======== Supplied data
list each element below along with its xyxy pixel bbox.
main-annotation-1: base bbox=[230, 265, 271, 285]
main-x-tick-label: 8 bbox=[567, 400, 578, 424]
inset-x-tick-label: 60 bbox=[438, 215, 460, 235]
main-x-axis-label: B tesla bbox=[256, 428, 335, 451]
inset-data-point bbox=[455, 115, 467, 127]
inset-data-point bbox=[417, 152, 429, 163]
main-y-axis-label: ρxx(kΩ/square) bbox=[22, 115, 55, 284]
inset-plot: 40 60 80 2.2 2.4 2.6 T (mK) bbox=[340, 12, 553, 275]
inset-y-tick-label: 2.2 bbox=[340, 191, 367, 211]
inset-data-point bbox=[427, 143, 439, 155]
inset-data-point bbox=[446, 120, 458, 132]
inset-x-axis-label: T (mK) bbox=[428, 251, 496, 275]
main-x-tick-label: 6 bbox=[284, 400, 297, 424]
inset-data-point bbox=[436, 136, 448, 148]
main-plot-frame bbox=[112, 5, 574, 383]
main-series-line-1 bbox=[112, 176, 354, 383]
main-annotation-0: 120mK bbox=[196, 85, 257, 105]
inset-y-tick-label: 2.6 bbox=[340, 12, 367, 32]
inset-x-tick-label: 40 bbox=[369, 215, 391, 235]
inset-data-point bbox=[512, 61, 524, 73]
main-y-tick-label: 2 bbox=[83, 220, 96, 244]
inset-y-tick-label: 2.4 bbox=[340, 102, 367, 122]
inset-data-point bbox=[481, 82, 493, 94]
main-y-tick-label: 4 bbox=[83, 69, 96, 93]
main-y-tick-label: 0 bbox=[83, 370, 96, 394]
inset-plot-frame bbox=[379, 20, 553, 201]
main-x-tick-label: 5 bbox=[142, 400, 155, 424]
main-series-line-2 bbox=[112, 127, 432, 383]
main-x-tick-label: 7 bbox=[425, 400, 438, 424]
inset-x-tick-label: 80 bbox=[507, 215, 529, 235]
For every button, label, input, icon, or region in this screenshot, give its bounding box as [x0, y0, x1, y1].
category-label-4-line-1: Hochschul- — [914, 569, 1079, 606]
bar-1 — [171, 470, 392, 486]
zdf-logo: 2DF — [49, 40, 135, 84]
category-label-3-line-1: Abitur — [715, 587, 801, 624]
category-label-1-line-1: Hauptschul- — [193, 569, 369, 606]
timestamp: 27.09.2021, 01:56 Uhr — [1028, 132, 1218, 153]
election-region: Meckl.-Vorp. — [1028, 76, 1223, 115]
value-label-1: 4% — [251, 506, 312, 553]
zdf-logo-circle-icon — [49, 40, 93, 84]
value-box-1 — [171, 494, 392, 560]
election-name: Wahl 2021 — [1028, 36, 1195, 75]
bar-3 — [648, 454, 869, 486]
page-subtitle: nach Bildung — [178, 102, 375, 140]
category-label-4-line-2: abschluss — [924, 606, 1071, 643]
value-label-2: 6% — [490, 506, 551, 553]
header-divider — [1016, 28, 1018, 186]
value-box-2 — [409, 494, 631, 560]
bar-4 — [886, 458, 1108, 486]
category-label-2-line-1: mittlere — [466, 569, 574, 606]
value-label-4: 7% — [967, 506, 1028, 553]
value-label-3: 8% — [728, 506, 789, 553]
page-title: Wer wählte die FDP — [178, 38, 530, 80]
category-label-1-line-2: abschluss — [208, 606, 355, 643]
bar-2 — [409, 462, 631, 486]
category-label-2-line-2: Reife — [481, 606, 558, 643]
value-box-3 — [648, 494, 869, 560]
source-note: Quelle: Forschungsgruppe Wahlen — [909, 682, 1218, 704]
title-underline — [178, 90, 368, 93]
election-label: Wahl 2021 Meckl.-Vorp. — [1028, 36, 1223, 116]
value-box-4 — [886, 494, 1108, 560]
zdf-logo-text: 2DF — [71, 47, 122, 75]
================
Given problem:
Which lines in the collected data entries above contain the string "logo", counting only matches with the same case? Copy each one.

Final result:
zdf-logo: 2DF — [49, 40, 135, 84]
zdf-logo-circle-icon — [49, 40, 93, 84]
zdf-logo-text: 2DF — [71, 47, 122, 75]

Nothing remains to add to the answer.